* [Entries from a dataset]
......
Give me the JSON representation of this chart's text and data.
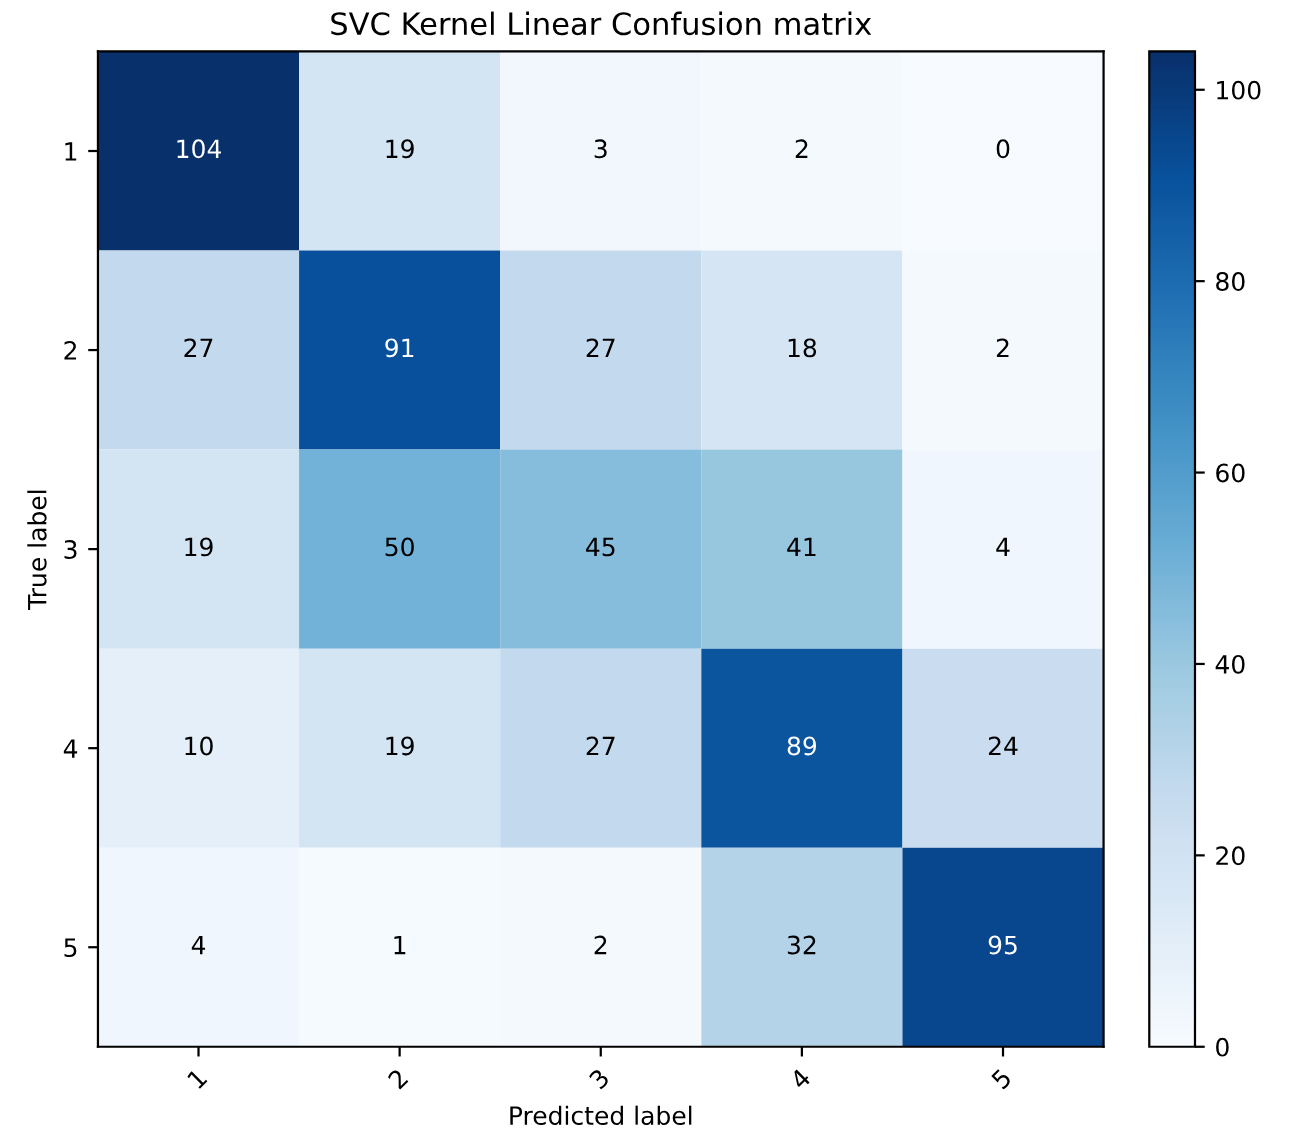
{
  "chart_data": {
    "type": "heatmap",
    "title": "SVC Kernel Linear Confusion matrix",
    "xlabel": "Predicted label",
    "ylabel": "True label",
    "categories": [
      "1",
      "2",
      "3",
      "4",
      "5"
    ],
    "y_categories": [
      "1",
      "2",
      "3",
      "4",
      "5"
    ],
    "cells": [
      [
        104,
        19,
        3,
        2,
        0
      ],
      [
        27,
        91,
        27,
        18,
        2
      ],
      [
        19,
        50,
        45,
        41,
        4
      ],
      [
        10,
        19,
        27,
        89,
        24
      ],
      [
        4,
        1,
        2,
        32,
        95
      ]
    ],
    "data_labels": true,
    "clim": [
      0,
      104
    ],
    "cticks": [
      0,
      20,
      40,
      60,
      80,
      100
    ],
    "grid": false
  }
}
......
* [Written instruction]
Every record must be copied exactly, with images dropped from the result.

* [Answer to the problem]
Give me the JSON representation of this chart's text and data.
{
  "chart_data": {
    "type": "heatmap",
    "title": "SVC Kernel Linear Confusion matrix",
    "xlabel": "Predicted label",
    "ylabel": "True label",
    "categories": [
      "1",
      "2",
      "3",
      "4",
      "5"
    ],
    "y_categories": [
      "1",
      "2",
      "3",
      "4",
      "5"
    ],
    "cells": [
      [
        104,
        19,
        3,
        2,
        0
      ],
      [
        27,
        91,
        27,
        18,
        2
      ],
      [
        19,
        50,
        45,
        41,
        4
      ],
      [
        10,
        19,
        27,
        89,
        24
      ],
      [
        4,
        1,
        2,
        32,
        95
      ]
    ],
    "data_labels": true,
    "clim": [
      0,
      104
    ],
    "cticks": [
      0,
      20,
      40,
      60,
      80,
      100
    ],
    "grid": false
  }
}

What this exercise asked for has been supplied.